#### WRITTEN REQUEST A:
In the passage on 2022 box office surprises, which years' ticket sales numbers does the market still need to approach?

#### SELECTED EXCERPT:
==*==

Moviegoers are fickle creatures. There’s never a simple or wholly satisfying explanation as to why a particular film exceeds or falls short of expectations regarding box office performance. While 2022 saw a significant improvement in terms of theatrical ticket sales compared to its predecessor, and especially that of 2020, the market still has work to do in approaching numbers comparable to those of 2019 and before. That being said, the past year saw a number of films outdo box office expectations, each of which lent further justification for a continued commitment to wide theatrical releases and the overall preservation of cinematic exhibition. At the same time, as sure as God made little green apples, a handful of films that one would’ve expected to flourish promptly fell flat with audiences on the big screen. Like any year at the movies, there were blockbusters and duds, and with the slate of the past year about to be wiped clean, here’s a look at the biggest box office surprises of 2022.

==*==

#### WRITTEN REQUEST B:
Rewrite the listing lines from the one with "- candlestick: [249, 74, 253, 89]" through the one with "- candlestick: [412, 49, 417, 82]", swapping "candlestick" for "price bar" and leaving everything else as is.

==*==

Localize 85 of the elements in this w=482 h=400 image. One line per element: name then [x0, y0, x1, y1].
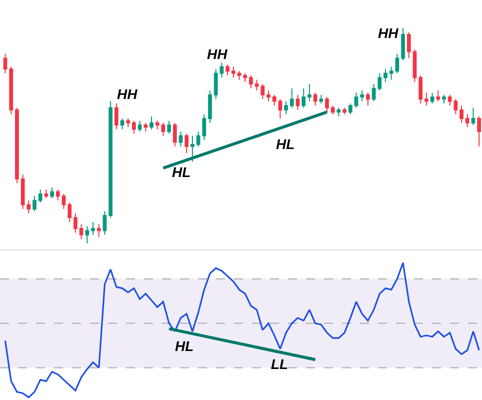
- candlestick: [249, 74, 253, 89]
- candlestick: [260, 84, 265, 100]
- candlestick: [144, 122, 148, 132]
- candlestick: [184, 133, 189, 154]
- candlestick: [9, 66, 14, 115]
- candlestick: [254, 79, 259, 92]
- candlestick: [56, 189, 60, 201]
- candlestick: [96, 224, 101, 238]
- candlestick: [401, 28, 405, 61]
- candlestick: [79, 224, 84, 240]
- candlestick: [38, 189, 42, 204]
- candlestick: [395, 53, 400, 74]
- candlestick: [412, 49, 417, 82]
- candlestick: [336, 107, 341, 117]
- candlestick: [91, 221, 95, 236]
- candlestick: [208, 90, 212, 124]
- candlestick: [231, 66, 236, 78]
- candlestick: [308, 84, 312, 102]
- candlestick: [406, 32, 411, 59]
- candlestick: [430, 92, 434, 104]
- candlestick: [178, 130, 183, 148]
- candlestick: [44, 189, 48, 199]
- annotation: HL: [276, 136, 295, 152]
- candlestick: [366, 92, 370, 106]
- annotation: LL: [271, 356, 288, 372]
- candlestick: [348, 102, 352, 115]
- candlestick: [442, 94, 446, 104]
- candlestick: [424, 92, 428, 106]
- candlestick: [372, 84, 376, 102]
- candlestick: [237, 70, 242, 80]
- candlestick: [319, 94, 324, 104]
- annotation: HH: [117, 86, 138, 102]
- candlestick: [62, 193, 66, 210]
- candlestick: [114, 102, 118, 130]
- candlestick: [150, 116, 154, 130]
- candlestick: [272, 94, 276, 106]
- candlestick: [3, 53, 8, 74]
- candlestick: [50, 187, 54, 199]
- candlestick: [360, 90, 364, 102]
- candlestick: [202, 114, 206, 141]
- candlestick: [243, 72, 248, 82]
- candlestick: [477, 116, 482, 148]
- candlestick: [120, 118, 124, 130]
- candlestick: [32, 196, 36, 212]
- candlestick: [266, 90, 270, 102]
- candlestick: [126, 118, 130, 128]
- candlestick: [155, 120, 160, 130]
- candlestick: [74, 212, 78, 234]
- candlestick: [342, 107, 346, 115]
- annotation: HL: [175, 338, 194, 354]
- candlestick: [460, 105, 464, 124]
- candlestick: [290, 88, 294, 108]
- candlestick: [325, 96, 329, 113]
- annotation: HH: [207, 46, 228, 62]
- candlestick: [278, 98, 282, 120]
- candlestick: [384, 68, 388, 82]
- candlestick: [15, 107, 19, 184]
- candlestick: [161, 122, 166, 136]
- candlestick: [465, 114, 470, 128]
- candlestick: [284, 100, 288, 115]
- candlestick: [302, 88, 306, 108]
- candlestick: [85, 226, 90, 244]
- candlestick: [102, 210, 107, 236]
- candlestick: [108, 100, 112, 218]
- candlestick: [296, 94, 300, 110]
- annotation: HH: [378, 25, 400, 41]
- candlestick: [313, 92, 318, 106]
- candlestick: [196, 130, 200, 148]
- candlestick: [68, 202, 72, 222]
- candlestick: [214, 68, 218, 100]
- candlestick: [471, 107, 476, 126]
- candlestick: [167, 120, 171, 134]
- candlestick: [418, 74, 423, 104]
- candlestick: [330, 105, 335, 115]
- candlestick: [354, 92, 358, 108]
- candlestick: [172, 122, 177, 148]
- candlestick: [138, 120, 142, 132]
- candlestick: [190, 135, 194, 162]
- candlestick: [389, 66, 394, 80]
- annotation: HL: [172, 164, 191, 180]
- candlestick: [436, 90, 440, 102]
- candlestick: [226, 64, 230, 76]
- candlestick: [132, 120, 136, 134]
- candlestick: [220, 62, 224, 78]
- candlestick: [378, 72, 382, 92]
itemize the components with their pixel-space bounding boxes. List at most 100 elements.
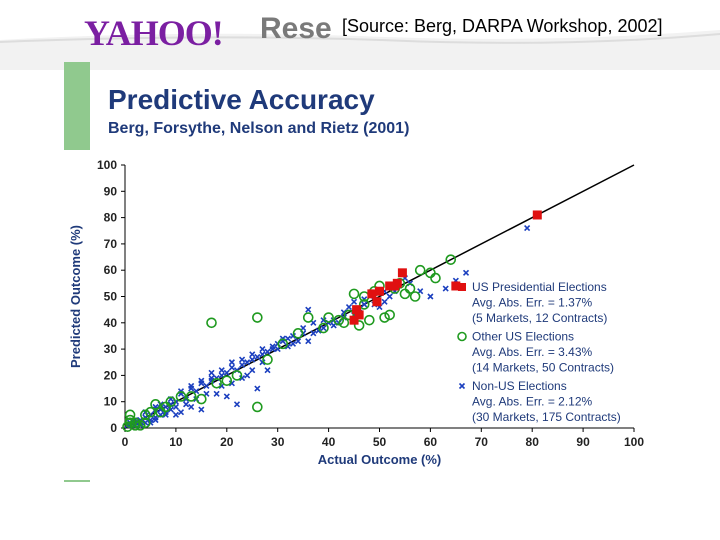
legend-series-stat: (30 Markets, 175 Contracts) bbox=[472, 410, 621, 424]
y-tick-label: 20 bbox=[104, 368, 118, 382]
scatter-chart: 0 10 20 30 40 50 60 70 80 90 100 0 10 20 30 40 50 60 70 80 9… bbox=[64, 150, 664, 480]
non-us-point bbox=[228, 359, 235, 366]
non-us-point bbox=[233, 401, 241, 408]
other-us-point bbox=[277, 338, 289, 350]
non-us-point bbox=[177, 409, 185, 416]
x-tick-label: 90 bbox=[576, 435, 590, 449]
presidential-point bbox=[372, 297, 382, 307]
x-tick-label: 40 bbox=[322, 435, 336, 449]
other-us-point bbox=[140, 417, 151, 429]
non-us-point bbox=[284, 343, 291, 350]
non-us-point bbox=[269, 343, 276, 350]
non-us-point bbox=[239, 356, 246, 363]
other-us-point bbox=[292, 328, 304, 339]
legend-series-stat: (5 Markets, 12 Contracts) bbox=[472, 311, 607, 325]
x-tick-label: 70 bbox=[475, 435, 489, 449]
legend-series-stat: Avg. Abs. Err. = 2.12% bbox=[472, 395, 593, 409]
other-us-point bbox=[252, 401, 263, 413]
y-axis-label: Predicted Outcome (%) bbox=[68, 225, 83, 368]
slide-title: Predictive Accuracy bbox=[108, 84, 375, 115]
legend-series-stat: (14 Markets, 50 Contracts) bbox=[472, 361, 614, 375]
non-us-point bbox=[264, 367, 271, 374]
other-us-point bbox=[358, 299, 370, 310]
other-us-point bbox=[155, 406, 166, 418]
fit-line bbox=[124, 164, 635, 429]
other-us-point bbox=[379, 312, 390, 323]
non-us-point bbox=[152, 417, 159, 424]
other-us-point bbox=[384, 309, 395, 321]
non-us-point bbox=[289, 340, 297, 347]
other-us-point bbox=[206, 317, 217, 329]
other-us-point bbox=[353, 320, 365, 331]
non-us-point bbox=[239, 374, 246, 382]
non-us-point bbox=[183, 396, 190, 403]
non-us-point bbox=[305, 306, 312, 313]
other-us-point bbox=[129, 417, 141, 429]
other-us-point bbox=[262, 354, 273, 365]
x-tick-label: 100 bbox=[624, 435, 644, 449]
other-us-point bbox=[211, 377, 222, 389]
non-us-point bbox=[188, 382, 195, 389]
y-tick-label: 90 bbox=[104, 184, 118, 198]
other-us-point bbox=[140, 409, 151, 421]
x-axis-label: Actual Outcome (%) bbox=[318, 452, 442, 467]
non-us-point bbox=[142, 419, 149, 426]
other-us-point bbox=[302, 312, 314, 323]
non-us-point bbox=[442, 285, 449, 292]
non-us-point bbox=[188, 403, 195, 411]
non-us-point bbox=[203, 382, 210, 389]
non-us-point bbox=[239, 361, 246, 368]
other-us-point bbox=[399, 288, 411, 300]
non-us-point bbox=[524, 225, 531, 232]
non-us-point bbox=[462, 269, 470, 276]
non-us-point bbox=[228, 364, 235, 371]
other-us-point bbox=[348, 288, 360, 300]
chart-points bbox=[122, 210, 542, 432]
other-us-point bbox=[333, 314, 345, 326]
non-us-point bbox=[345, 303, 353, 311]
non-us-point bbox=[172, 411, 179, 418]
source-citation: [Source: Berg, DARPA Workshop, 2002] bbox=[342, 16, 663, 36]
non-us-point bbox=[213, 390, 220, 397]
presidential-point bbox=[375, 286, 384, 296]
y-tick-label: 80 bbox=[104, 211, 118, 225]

==*==

#### COMPLETE OUTPUT A:
Those of 2019 and before.

#### COMPLETE OUTPUT B:
- price bar: [249, 74, 253, 89]
- price bar: [260, 84, 265, 100]
- price bar: [144, 122, 148, 132]
- price bar: [184, 133, 189, 154]
- price bar: [9, 66, 14, 115]
- price bar: [254, 79, 259, 92]
- price bar: [56, 189, 60, 201]
- price bar: [96, 224, 101, 238]
- price bar: [401, 28, 405, 61]
- price bar: [79, 224, 84, 240]
- price bar: [38, 189, 42, 204]
- price bar: [395, 53, 400, 74]
- price bar: [412, 49, 417, 82]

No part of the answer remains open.